Exercise instructions.
Exactly as written, please set down all of the entries again, with no pictures.

Recorded information.
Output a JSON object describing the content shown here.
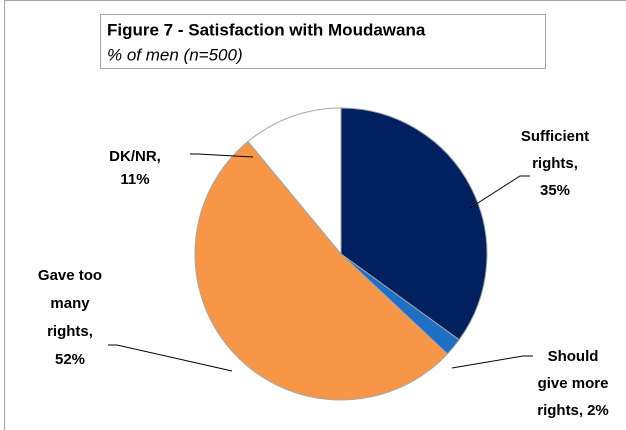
{
  "chart_data": {
    "type": "pie",
    "title": "Figure 7 - Satisfaction with Moudawana",
    "subtitle": "% of men (n=500)",
    "categories": [
      "Sufficient rights,",
      "Should give more rights,",
      "Gave too many rights,",
      "DK/NR,"
    ],
    "values": [
      35,
      2,
      52,
      11
    ],
    "value_labels": [
      "35%",
      "2%",
      "52%",
      "11%"
    ],
    "colors": [
      "#002060",
      "#1f6fc5",
      "#f79646",
      "#ffffff"
    ]
  }
}
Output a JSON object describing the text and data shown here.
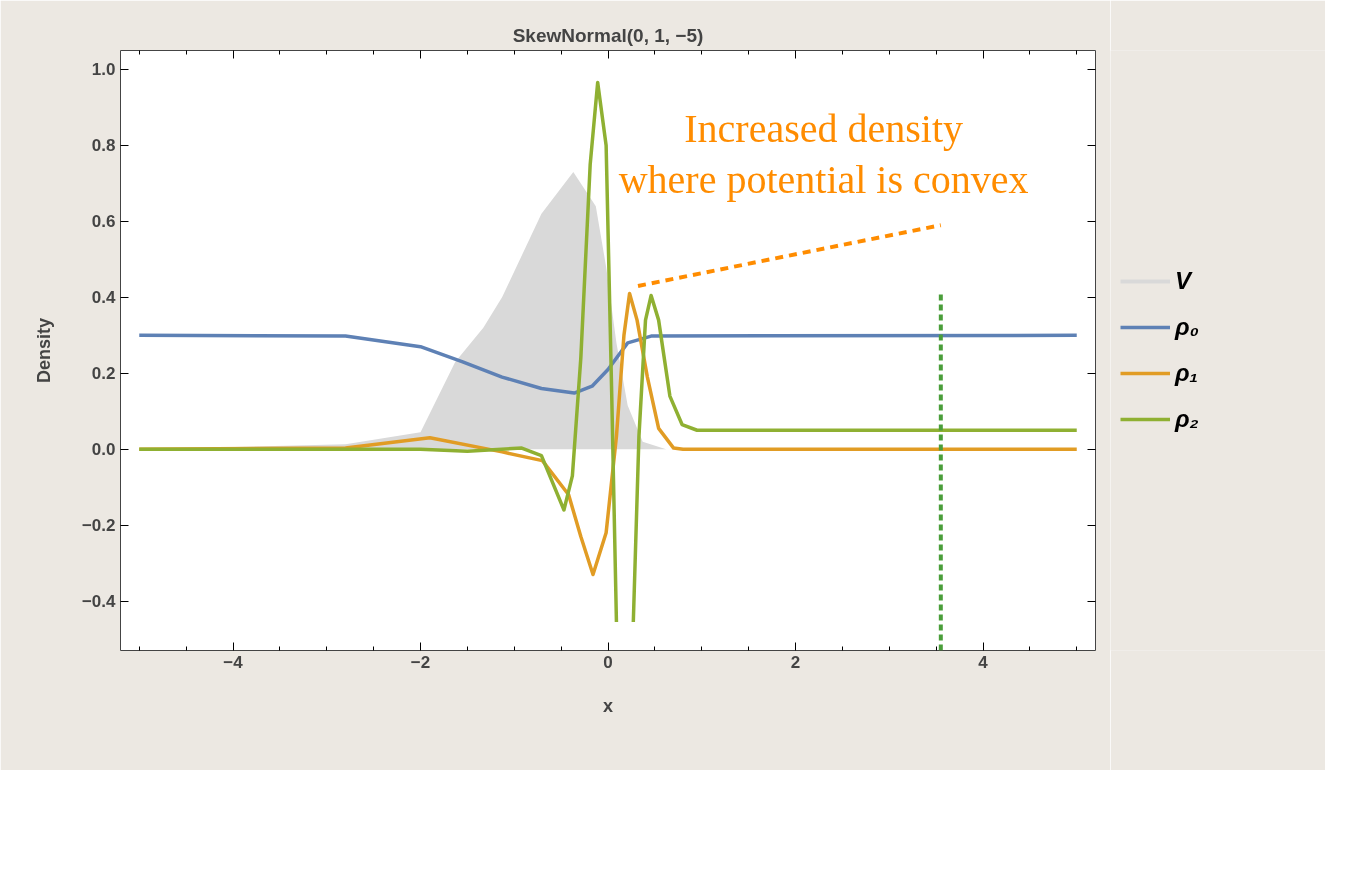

Reply to the exercise.
Output a JSON object describing the content shown here.
{
  "chart_data": {
    "type": "pie",
    "title": "Figure 7 - Satisfaction with Moudawana",
    "subtitle": "% of men (n=500)",
    "categories": [
      "Sufficient rights,",
      "Should give more rights,",
      "Gave too many rights,",
      "DK/NR,"
    ],
    "values": [
      35,
      2,
      52,
      11
    ],
    "value_labels": [
      "35%",
      "2%",
      "52%",
      "11%"
    ],
    "colors": [
      "#002060",
      "#1f6fc5",
      "#f79646",
      "#ffffff"
    ]
  }
}
Output a JSON object describing the text and data shown here.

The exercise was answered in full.